> [Your objective]: Repeat, line for line, the entries printed below.
* Begin *
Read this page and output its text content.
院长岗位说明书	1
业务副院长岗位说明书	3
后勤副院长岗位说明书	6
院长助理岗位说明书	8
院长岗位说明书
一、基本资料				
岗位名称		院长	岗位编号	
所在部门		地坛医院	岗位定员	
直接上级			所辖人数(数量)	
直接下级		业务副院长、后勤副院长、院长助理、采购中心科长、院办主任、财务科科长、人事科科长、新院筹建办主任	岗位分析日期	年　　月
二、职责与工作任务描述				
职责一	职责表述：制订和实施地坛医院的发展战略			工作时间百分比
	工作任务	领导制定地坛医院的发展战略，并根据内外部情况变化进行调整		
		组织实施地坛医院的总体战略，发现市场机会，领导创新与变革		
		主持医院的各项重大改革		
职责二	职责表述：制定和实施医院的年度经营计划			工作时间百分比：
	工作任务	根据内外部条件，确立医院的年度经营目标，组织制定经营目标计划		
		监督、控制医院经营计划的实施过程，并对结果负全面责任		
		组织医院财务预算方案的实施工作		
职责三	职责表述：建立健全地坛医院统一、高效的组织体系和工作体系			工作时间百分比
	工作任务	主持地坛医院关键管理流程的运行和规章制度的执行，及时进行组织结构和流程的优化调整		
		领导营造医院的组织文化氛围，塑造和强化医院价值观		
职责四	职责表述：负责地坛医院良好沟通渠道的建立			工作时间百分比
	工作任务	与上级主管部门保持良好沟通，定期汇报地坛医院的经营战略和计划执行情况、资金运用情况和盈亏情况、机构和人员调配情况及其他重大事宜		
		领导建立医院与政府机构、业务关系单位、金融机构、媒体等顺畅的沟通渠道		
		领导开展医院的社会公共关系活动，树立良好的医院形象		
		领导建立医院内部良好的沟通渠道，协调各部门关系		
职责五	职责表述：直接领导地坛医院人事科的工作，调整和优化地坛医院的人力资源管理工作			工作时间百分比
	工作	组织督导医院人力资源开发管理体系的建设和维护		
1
* End *
> [Right answer]:
Read this page and output its text content.
院长岗位说明书	1
业务副院长岗位说明书	3
后勤副院长岗位说明书	6
院长助理岗位说明书	8
院长岗位说明书
一、基本资料				
岗位名称		院长	岗位编号	
所在部门		地坛医院	岗位定员	
直接上级			所辖人数(数量)	
直接下级		业务副院长、后勤副院长、院长助理、采购中心科长、院办主任、财务科科长、人事科科长、新院筹建办主任	岗位分析日期	年　　月
二、职责与工作任务描述				
职责一	职责表述：制订和实施地坛医院的发展战略			工作时间百分比
	工作任务	领导制定地坛医院的发展战略，并根据内外部情况变化进行调整		
		组织实施地坛医院的总体战略，发现市场机会，领导创新与变革		
		主持医院的各项重大改革		
职责二	职责表述：制定和实施医院的年度经营计划			工作时间百分比：
	工作任务	根据内外部条件，确立医院的年度经营目标，组织制定经营目标计划		
		监督、控制医院经营计划的实施过程，并对结果负全面责任		
		组织医院财务预算方案的实施工作		
职责三	职责表述：建立健全地坛医院统一、高效的组织体系和工作体系			工作时间百分比
	工作任务	主持地坛医院关键管理流程的运行和规章制度的执行，及时进行组织结构和流程的优化调整		
		领导营造医院的组织文化氛围，塑造和强化医院价值观		
职责四	职责表述：负责地坛医院良好沟通渠道的建立			工作时间百分比
	工作任务	与上级主管部门保持良好沟通，定期汇报地坛医院的经营战略和计划执行情况、资金运用情况和盈亏情况、机构和人员调配情况及其他重大事宜		
		领导建立医院与政府机构、业务关系单位、金融机构、媒体等顺畅的沟通渠道		
		领导开展医院的社会公共关系活动，树立良好的医院形象		
		领导建立医院内部良好的沟通渠道，协调各部门关系		
职责五	职责表述：直接领导地坛医院人事科的工作，调整和优化地坛医院的人力资源管理工作			工作时间百分比
	工作	组织督导医院人力资源开发管理体系的建设和维护		
1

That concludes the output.